### What you are asked to do
Print each line exactly as it is given.

********

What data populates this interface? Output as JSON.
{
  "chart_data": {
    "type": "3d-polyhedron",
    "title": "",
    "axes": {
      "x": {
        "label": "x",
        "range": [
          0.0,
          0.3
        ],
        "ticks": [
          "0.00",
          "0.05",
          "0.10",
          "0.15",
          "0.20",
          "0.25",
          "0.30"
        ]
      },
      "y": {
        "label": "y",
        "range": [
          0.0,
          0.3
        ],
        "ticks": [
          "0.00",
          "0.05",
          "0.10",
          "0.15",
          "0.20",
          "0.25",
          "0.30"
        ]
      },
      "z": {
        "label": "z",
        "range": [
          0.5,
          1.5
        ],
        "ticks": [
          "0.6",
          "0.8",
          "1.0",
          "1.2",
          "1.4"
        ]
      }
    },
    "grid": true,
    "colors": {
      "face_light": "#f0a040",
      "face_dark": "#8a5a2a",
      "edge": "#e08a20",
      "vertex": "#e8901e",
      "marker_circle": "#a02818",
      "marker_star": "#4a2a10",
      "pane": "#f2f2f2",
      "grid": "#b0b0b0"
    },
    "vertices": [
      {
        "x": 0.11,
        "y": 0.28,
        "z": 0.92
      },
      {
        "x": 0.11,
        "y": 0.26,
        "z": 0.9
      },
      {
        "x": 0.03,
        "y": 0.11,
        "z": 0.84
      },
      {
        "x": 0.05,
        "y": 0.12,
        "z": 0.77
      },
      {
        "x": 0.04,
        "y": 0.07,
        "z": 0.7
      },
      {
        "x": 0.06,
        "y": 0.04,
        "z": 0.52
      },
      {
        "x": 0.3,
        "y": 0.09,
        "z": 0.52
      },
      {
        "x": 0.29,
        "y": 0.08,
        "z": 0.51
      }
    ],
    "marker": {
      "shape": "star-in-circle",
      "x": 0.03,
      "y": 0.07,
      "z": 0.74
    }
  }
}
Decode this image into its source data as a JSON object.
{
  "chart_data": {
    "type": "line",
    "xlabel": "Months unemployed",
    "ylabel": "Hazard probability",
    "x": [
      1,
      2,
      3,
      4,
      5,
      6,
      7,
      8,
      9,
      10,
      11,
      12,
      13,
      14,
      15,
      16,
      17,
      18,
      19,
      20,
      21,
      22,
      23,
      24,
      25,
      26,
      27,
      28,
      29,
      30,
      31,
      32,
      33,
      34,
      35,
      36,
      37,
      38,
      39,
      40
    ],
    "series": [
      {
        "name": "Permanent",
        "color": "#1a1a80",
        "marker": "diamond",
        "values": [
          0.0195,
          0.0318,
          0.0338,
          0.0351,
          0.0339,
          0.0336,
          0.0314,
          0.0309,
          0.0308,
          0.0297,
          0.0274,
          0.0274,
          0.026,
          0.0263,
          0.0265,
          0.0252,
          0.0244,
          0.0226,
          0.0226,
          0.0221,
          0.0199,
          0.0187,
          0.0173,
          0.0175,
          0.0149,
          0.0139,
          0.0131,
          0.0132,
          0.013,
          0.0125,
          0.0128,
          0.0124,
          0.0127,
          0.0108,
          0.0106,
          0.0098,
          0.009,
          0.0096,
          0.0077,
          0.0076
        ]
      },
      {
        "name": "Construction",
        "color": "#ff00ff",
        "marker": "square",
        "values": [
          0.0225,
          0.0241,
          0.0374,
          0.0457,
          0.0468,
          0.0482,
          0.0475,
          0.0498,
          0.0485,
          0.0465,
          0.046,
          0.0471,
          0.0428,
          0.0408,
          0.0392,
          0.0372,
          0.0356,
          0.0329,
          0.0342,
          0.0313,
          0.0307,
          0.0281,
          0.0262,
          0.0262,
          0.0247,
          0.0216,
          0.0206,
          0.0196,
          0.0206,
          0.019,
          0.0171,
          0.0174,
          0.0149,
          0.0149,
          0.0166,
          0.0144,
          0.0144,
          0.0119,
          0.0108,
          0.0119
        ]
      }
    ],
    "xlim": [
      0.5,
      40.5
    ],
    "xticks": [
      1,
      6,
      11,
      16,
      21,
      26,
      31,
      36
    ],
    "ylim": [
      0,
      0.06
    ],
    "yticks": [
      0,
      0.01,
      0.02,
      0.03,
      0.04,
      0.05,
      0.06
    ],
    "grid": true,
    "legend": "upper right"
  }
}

********

### Written answer
What data populates this interface? Output as JSON.
{
  "chart_data": {
    "type": "3d-polyhedron",
    "title": "",
    "axes": {
      "x": {
        "label": "x",
        "range": [
          0.0,
          0.3
        ],
        "ticks": [
          "0.00",
          "0.05",
          "0.10",
          "0.15",
          "0.20",
          "0.25",
          "0.30"
        ]
      },
      "y": {
        "label": "y",
        "range": [
          0.0,
          0.3
        ],
        "ticks": [
          "0.00",
          "0.05",
          "0.10",
          "0.15",
          "0.20",
          "0.25",
          "0.30"
        ]
      },
      "z": {
        "label": "z",
        "range": [
          0.5,
          1.5
        ],
        "ticks": [
          "0.6",
          "0.8",
          "1.0",
          "1.2",
          "1.4"
        ]
      }
    },
    "grid": true,
    "colors": {
      "face_light": "#f0a040",
      "face_dark": "#8a5a2a",
      "edge": "#e08a20",
      "vertex": "#e8901e",
      "marker_circle": "#a02818",
      "marker_star": "#4a2a10",
      "pane": "#f2f2f2",
      "grid": "#b0b0b0"
    },
    "vertices": [
      {
        "x": 0.11,
        "y": 0.28,
        "z": 0.92
      },
      {
        "x": 0.11,
        "y": 0.26,
        "z": 0.9
      },
      {
        "x": 0.03,
        "y": 0.11,
        "z": 0.84
      },
      {
        "x": 0.05,
        "y": 0.12,
        "z": 0.77
      },
      {
        "x": 0.04,
        "y": 0.07,
        "z": 0.7
      },
      {
        "x": 0.06,
        "y": 0.04,
        "z": 0.52
      },
      {
        "x": 0.3,
        "y": 0.09,
        "z": 0.52
      },
      {
        "x": 0.29,
        "y": 0.08,
        "z": 0.51
      }
    ],
    "marker": {
      "shape": "star-in-circle",
      "x": 0.03,
      "y": 0.07,
      "z": 0.74
    }
  }
}
Decode this image into its source data as a JSON object.
{
  "chart_data": {
    "type": "line",
    "xlabel": "Months unemployed",
    "ylabel": "Hazard probability",
    "x": [
      1,
      2,
      3,
      4,
      5,
      6,
      7,
      8,
      9,
      10,
      11,
      12,
      13,
      14,
      15,
      16,
      17,
      18,
      19,
      20,
      21,
      22,
      23,
      24,
      25,
      26,
      27,
      28,
      29,
      30,
      31,
      32,
      33,
      34,
      35,
      36,
      37,
      38,
      39,
      40
    ],
    "series": [
      {
        "name": "Permanent",
        "color": "#1a1a80",
        "marker": "diamond",
        "values": [
          0.0195,
          0.0318,
          0.0338,
          0.0351,
          0.0339,
          0.0336,
          0.0314,
          0.0309,
          0.0308,
          0.0297,
          0.0274,
          0.0274,
          0.026,
          0.0263,
          0.0265,
          0.0252,
          0.0244,
          0.0226,
          0.0226,
          0.0221,
          0.0199,
          0.0187,
          0.0173,
          0.0175,
          0.0149,
          0.0139,
          0.0131,
          0.0132,
          0.013,
          0.0125,
          0.0128,
          0.0124,
          0.0127,
          0.0108,
          0.0106,
          0.0098,
          0.009,
          0.0096,
          0.0077,
          0.0076
        ]
      },
      {
        "name": "Construction",
        "color": "#ff00ff",
        "marker": "square",
        "values": [
          0.0225,
          0.0241,
          0.0374,
          0.0457,
          0.0468,
          0.0482,
          0.0475,
          0.0498,
          0.0485,
          0.0465,
          0.046,
          0.0471,
          0.0428,
          0.0408,
          0.0392,
          0.0372,
          0.0356,
          0.0329,
          0.0342,
          0.0313,
          0.0307,
          0.0281,
          0.0262,
          0.0262,
          0.0247,
          0.0216,
          0.0206,
          0.0196,
          0.0206,
          0.019,
          0.0171,
          0.0174,
          0.0149,
          0.0149,
          0.0166,
          0.0144,
          0.0144,
          0.0119,
          0.0108,
          0.0119
        ]
      }
    ],
    "xlim": [
      0.5,
      40.5
    ],
    "xticks": [
      1,
      6,
      11,
      16,
      21,
      26,
      31,
      36
    ],
    "ylim": [
      0,
      0.06
    ],
    "yticks": [
      0,
      0.01,
      0.02,
      0.03,
      0.04,
      0.05,
      0.06
    ],
    "grid": true,
    "legend": "upper right"
  }
}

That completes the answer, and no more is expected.